-- Begin EXCERPTED TEXT --
Vincent Van Gogh severed his ear when he got into a fight with Paul Gaugin, a friend and a fellow artist. He painted a picture of himself with a bandaged ear and died regarded as a pauper and madman. Paul Gaugin fared hardly any better in his lifetime. And yet now, their art is seen as priceless.
In music, Salieri was better regarded than Mozart… and yet Mozart lives today when the only place one gets to hear Salieri’s music is in Amadeus, the movie on Mozart’s life.
The Great Gatsby by F. scott Fitzgerald was regarded as ‘ tawdry’ and ‘ absurd’ by the media when it was published and Joseph Conrad’s masterpiece, Heart of Darkness, was dismissed as a ‘minor’ work by critics. And yet both of these have later been made into Hollywood films and popularized.
Did these writers or artistes compete for the top billing?
I think not. But they created what they felt from the heart. They created with passion. They had no intention of double spacing or typifying their art forms or giving exams and fitting it into a mold so that it could get the first place or be selected for an exhibition or a book or magazine by a publisher.
Being a person who enjoys experimenting with words, enjoys the rhythm of them, the feel of them, the sensuality of them, the power they possess and the passion they can generate, I want to share why I do not feel creativity can be measured by competitions.
Creating for me is a form of worship. Each time I try to create perfection. And each time I fall short. Each word I write, each piece I write is from my heart. It is an offering to that energy of which we are all a part, of which each star, each planet is a part.
When I write a journalistic piece or a review, it is with a different perspective. It is written to inform. I have an editor who hones it to perfection for me. A piece that is published ceases to be mine.
Creation is different from publication or limelight. Creation is the process of ascending above the existing world and getting in touch with that part of yourself that wants to soar with endless freedom across the open spaces of the universe, that wants to burn like a flame and rise in a crescendo to a world that only can be described as ecstatic, to give a sense of boundlessness to the spirit…I try to capture this ecstasy in words. Sometimes, characters visit me in dreams. I have to write about them otherwise they keep haunting me. Sometimes lines come to me and if I do not put them down, I lose them. Then I feel incomplete and irritable. Thus, the need to create or express can be painful and intense. The outbursts of lines, colors and people happen naturally. They take me to that point from where I can see a world that is different from what most perceive.
-- End EXCERPTED TEXT --
-- Begin GIVEN INFORMATION --
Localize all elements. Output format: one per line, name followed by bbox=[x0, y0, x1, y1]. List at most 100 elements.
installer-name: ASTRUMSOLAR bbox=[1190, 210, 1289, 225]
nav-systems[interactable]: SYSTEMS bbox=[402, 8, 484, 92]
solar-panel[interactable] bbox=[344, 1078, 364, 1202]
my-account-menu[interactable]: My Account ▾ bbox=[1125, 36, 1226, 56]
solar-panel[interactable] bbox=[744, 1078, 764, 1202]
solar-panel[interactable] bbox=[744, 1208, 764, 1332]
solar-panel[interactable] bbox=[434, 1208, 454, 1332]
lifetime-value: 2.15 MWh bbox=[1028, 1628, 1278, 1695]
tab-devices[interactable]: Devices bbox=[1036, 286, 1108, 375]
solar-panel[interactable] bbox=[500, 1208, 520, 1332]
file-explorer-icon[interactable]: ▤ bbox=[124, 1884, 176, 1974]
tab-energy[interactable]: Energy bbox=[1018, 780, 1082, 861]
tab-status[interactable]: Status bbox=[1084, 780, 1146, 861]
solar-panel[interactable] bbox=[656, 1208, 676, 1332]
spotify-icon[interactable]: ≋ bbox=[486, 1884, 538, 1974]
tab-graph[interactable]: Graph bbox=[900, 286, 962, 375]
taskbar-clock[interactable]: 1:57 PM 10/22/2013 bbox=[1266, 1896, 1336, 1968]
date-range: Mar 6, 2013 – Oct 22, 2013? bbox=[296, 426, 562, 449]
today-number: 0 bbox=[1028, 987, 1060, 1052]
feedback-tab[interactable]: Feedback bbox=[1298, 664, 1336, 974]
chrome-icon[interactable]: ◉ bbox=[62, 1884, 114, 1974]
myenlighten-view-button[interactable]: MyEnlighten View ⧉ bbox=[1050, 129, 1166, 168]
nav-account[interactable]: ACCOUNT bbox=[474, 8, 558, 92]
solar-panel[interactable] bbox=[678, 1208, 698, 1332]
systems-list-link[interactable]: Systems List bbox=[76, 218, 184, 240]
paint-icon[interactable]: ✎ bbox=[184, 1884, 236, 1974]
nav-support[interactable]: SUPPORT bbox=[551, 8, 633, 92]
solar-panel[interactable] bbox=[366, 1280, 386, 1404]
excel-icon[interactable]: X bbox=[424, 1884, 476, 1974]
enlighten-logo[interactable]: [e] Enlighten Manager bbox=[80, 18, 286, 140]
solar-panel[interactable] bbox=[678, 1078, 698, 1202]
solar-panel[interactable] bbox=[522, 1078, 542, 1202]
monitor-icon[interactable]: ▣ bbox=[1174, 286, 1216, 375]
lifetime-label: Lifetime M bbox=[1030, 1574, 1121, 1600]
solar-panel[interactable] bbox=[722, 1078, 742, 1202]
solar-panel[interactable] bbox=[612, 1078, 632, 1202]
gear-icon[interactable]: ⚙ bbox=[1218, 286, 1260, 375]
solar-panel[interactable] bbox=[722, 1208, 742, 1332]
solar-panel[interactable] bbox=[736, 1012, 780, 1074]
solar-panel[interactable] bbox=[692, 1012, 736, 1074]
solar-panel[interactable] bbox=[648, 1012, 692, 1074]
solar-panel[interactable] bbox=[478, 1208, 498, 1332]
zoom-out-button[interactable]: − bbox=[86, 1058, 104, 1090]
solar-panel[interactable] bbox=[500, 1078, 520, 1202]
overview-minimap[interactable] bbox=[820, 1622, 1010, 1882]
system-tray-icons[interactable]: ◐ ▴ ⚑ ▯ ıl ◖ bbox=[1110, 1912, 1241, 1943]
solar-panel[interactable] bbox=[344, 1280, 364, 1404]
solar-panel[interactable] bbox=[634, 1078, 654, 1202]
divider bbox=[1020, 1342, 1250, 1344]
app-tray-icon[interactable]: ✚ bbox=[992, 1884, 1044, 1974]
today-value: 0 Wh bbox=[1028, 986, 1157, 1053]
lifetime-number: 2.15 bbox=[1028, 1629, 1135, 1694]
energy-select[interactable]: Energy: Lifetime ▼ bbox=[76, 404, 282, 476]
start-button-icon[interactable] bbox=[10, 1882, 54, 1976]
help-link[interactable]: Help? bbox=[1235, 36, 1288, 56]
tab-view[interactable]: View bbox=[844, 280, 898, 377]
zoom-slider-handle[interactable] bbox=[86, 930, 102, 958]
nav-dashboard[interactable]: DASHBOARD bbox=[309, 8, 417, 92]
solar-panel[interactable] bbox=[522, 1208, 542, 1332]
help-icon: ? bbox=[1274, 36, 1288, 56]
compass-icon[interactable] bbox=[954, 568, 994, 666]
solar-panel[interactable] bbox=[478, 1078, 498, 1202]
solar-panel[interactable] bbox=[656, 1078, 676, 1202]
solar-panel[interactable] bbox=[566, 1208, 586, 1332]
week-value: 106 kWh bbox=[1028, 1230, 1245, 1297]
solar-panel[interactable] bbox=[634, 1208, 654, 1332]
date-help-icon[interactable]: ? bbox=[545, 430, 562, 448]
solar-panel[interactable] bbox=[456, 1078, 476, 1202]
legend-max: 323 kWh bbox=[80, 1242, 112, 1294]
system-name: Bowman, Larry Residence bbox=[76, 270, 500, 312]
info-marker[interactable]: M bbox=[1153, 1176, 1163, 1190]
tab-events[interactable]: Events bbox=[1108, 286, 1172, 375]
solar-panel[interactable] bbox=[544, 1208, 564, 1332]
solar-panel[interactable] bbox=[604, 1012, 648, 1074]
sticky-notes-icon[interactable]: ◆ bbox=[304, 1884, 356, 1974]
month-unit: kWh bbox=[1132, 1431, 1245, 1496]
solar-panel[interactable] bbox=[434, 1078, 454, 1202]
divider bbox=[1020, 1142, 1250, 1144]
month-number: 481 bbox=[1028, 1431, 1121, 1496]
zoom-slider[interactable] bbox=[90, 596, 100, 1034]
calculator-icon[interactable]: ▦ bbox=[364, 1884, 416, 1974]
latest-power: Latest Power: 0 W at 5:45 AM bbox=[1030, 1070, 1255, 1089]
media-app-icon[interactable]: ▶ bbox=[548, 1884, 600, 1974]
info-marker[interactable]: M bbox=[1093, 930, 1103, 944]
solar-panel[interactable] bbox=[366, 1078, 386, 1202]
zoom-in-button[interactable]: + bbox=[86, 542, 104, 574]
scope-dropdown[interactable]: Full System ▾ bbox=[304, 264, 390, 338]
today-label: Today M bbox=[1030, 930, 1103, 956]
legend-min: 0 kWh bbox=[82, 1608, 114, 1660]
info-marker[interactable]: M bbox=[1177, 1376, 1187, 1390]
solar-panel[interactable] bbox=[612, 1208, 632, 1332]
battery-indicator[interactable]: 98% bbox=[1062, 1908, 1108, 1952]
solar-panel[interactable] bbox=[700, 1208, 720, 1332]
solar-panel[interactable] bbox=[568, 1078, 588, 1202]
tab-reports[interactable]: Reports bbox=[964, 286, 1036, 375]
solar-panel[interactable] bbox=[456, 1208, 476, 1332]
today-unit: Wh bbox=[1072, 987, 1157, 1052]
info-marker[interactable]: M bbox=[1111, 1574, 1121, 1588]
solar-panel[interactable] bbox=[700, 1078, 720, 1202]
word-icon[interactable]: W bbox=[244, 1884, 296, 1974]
-- End GIVEN INFORMATION --
● DESCRIPTION OF THE TASK
Pick up the essay on creativity and competitions after its last sentence and keep writing it in the same first-person voice.

● SOLVED EXERCISE
When I was in my teens, my friends used to tease me that I viewed everything differently from others… now people tell me I live in a different world far removed from reality. But that is my reality.
Creativity can be seen as a form of madness or delusion that whirls and twirls you around the world, that helps you rise above the mundane and experience a joy that is beyond competitions and exams as well as torture you to perdition if the right words do not come your way. George Bernard Shaw does a good job of putting it in perspective,
“You see things; and you say, ‘Why?’ But I dream things that never were; and I say, ‘Why not’?”
When you try to relate that dream to others, you create an art form or a poem or a story or an essay…
That is why I feel creativity is beyond judgment, beyond competition.
Creativity just happens. Trying to earn ones living buying, selling or teaching creativity can be daunting. You can sell an idea, a piece of information, a painting that someone likes, a novel that many enjoy. These might be the products of the creative process.
When one competes to write a story or a poem for a competition only to win and starts looking for profits in creativity, one compromises oneself. A creative product may not be highly popular when it is born. People may or may not like your experience or the expression that one gives. The world may not be ready for it as yet. But if you can continue practicing the expression for the love or joy it generates or out of a sense of compulsion, maybe the masterpiece will happen.
The famous American writer, William Sidney Porter or O Henry, has written a story called The Last Leaf, which describes the whole process of creativity and masterpiece to perfection. The story is about a failed crusty old artist who painted the last leaf on a tree to give hope to a young artist and help her survive a bout of pneumonia. The young girl was under the delusion that she would die when the last leaf fell. Behrman, the old artist, has been described as such in the story.
“ Behrman was a failure in art. Forty years he had wielded the brush without getting near enough to touch the hem of his Mistress’s robe. He had been always about to paint a masterpiece, but had never yet begun it.”
He dies painting what one of the characters describes as his ‘masterpiece’.
And this is what I feel is a masterpiece, the swan song of our lives. Once you achieve it, perhaps it will be difficult to replicate… I do not know. Or, maybe, it can be repeated. Though I must say after reading all the wonderful Harry Potters, JK Rowling’s other books leave me dissatisfied.
Creativity should be viewed as Edgar Allan Poe’s Eldorado, elusive, mythical and enchanting… not for sale but something that many of us seek and do not find, the ultimate source of joy, not of mundane fame. It cannot be trapped into a bank vault. It is a divine union, a gift that fills our being with joy and light. There is nothing before or after. It is the gift that touches the beauty in our being, bringing us closer to the eternal Creator of all mankind. It is the song that flows from our soul, primeval, beautiful and fulfilling.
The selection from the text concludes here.